TASK INSTRUCTIONS -
How many lines in the listing below include the word "Asset"? Reply with the count alone.

Collected data entries
______

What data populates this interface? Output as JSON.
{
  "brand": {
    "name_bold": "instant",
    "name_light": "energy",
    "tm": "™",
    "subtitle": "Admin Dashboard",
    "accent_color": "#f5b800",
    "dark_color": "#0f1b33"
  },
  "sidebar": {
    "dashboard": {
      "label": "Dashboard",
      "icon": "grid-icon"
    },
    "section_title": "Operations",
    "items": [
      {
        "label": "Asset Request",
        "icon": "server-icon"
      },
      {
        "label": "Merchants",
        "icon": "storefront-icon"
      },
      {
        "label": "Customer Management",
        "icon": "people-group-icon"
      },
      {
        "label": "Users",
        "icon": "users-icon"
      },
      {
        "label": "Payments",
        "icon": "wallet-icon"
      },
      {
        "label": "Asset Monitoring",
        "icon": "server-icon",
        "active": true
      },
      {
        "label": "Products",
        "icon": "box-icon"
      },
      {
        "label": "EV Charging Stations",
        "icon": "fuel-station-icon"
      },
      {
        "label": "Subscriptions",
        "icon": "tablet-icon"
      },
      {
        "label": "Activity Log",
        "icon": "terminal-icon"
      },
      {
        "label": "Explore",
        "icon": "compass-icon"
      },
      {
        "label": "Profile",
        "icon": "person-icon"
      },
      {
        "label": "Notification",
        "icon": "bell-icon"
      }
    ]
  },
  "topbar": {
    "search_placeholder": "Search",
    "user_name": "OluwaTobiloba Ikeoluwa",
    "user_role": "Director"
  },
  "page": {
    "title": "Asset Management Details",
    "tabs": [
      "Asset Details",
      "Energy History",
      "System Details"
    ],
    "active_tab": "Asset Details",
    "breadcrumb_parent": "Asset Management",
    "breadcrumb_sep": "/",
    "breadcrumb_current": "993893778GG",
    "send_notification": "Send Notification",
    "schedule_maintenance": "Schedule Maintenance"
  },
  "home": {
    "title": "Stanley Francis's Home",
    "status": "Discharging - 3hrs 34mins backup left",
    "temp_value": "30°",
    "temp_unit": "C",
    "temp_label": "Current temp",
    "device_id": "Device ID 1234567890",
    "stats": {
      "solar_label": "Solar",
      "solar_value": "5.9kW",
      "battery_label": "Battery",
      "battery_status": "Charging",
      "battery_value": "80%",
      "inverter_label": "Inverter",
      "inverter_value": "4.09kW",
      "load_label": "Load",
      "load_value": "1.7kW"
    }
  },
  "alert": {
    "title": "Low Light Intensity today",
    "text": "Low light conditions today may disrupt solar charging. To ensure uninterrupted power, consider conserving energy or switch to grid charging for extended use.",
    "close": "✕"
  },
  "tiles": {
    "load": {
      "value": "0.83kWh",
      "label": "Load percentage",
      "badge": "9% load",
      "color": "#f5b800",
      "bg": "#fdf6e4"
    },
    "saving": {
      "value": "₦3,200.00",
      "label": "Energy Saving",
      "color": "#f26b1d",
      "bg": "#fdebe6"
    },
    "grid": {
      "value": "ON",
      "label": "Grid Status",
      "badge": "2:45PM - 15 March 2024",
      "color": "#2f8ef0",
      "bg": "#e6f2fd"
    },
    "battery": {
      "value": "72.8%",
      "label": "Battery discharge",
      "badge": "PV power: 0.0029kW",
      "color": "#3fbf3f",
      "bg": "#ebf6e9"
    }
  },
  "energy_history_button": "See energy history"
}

______

COMPLETED TASK -
6